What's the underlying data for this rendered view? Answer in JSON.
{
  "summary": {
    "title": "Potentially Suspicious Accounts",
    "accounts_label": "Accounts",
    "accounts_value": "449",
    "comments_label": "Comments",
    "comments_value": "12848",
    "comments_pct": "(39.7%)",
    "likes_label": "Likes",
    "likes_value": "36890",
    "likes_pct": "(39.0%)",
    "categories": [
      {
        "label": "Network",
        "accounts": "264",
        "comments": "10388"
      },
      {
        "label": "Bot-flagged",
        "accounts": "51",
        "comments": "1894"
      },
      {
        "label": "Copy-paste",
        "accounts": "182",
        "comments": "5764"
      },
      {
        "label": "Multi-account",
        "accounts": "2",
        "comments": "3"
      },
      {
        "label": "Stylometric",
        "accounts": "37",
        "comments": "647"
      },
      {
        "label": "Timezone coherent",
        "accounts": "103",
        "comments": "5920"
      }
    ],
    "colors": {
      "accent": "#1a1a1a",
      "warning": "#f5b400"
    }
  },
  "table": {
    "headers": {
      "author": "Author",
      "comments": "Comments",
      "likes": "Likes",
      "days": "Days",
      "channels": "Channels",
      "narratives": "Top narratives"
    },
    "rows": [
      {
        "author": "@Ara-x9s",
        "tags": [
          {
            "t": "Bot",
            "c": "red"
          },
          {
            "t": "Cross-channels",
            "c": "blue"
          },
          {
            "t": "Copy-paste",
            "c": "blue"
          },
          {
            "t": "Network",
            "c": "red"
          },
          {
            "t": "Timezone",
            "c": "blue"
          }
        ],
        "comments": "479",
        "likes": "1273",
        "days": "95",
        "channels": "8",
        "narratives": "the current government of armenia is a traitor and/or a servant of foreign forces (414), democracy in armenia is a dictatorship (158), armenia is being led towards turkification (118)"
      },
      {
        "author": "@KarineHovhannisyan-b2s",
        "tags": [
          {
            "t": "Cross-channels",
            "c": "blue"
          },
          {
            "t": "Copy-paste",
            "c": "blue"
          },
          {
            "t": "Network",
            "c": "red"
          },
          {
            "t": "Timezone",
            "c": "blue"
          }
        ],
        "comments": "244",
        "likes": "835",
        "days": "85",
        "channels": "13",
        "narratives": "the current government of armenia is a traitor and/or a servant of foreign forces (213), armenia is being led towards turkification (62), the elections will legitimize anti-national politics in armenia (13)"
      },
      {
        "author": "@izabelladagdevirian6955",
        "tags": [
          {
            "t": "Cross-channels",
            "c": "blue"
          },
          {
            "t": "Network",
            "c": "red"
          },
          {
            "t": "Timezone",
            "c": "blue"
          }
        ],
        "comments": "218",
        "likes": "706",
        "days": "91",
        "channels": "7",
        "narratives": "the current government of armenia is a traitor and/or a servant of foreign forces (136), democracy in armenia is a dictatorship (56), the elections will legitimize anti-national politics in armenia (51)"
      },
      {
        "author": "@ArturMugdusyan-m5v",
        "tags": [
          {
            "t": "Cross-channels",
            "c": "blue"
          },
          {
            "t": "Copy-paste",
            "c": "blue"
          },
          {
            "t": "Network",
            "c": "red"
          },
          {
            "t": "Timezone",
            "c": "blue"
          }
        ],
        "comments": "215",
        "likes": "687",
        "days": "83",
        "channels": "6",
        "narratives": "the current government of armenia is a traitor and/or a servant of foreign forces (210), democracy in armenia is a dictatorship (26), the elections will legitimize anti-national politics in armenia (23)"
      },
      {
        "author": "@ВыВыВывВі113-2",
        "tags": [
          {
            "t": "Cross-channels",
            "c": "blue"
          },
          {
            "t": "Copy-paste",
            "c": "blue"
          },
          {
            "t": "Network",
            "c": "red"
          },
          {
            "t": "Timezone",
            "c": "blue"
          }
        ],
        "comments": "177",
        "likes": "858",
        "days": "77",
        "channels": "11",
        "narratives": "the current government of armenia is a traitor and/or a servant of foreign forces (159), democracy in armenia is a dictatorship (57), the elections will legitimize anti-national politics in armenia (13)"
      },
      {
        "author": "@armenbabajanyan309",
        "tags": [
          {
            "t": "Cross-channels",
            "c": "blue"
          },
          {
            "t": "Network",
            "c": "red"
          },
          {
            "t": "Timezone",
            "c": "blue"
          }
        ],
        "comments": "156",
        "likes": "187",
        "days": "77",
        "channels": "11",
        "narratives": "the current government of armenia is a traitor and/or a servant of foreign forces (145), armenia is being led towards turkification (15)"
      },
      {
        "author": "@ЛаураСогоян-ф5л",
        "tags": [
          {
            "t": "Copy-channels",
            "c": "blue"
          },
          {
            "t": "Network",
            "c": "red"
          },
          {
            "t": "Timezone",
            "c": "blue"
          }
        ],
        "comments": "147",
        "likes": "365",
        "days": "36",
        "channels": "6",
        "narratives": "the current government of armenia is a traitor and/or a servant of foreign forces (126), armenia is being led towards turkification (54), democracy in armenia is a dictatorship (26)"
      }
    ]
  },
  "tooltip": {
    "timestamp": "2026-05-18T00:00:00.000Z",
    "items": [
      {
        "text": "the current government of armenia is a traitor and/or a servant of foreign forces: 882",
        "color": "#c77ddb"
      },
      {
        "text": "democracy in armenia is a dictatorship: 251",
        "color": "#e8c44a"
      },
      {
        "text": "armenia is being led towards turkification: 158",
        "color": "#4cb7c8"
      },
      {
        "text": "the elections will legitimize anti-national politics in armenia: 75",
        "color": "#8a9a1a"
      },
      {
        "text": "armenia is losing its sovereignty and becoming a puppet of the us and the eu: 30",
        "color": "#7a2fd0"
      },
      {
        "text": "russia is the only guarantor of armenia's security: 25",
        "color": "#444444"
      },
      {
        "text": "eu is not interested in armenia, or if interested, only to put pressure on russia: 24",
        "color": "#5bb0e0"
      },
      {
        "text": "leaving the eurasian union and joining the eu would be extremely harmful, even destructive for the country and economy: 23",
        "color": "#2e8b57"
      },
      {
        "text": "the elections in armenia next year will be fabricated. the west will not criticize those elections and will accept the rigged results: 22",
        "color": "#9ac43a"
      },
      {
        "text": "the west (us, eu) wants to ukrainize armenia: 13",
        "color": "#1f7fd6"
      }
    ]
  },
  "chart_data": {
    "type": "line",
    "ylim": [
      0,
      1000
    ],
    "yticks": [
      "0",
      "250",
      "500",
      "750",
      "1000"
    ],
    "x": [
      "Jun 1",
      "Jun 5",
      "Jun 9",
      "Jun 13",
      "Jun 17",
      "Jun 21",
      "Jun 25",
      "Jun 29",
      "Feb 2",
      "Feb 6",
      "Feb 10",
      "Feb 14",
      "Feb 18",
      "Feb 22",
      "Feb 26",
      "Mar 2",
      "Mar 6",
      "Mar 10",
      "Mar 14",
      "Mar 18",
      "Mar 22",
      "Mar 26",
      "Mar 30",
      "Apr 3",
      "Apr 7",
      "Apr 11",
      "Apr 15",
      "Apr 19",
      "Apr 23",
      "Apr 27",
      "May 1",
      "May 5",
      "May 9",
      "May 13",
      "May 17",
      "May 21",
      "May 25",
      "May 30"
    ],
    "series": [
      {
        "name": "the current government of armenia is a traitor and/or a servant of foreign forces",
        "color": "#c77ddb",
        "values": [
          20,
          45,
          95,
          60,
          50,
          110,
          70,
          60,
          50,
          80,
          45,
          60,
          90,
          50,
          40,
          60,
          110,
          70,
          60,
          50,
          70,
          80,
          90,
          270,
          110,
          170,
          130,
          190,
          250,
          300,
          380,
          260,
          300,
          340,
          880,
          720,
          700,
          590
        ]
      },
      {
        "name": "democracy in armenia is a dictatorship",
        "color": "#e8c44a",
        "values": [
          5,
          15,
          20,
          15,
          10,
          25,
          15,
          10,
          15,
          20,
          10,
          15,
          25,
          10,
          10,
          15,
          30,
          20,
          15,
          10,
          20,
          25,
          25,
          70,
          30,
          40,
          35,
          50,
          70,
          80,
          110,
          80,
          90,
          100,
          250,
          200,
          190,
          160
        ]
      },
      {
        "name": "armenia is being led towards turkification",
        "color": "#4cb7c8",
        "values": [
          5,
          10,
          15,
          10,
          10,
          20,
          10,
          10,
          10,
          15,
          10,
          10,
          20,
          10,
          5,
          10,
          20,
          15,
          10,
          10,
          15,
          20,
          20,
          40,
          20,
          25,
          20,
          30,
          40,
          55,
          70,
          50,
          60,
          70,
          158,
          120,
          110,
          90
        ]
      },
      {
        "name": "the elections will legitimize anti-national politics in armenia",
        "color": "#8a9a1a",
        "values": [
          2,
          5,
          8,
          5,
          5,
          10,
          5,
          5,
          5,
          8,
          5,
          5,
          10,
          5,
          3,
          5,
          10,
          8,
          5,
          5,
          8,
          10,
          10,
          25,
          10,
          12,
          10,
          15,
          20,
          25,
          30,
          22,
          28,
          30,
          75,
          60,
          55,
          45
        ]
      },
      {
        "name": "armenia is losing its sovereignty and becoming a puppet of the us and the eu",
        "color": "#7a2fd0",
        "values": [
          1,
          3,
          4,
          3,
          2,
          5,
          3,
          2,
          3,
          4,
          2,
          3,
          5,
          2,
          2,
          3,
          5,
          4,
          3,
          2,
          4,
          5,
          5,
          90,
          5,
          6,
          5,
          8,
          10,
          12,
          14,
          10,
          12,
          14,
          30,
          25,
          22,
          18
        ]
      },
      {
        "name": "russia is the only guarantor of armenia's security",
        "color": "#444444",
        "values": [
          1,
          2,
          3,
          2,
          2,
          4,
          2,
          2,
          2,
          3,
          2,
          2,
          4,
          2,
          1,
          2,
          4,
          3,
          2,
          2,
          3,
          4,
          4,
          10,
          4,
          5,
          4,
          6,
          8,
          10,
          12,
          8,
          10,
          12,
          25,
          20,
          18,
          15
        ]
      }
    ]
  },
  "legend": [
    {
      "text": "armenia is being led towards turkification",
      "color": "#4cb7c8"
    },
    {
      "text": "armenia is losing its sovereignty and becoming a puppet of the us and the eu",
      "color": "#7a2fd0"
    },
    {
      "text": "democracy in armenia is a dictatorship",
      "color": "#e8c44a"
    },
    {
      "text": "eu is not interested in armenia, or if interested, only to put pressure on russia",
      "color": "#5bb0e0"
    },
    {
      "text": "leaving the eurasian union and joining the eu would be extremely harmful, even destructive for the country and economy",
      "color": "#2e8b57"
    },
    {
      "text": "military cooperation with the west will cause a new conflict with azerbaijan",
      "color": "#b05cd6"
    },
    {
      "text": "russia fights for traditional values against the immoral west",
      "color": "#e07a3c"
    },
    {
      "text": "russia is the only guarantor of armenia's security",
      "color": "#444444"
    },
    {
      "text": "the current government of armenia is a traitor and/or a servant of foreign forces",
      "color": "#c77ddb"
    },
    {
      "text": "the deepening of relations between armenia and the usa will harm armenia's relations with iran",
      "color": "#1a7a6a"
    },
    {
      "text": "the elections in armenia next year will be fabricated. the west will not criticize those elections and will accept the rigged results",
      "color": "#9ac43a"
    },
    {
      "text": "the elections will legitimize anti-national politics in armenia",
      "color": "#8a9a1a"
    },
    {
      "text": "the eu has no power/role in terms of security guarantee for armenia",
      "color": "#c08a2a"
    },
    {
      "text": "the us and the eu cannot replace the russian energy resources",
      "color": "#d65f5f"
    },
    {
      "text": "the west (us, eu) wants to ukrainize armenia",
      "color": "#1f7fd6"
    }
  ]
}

**Description of the task**.
Filter the entries and copy out every line with the word "being".

**Solution to this exercise**.
        "narratives": "the current government of armenia is a traitor and/or a servant of foreign forces (414), democracy in armenia is a dictatorship (158), armenia is being led towards turkification (118)"
        "narratives": "the current government of armenia is a traitor and/or a servant of foreign forces (213), armenia is being led towards turkification (62), the elections will legitimize anti-national politics in armenia (13)"
        "narratives": "the current government of armenia is a traitor and/or a servant of foreign forces (145), armenia is being led towards turkification (15)"
        "narratives": "the current government of armenia is a traitor and/or a servant of foreign forces (126), armenia is being led towards turkification (54), democracy in armenia is a dictatorship (26)"
        "text": "armenia is being led towards turkification: 158",
        "name": "armenia is being led towards turkification",
      "text": "armenia is being led towards turkification",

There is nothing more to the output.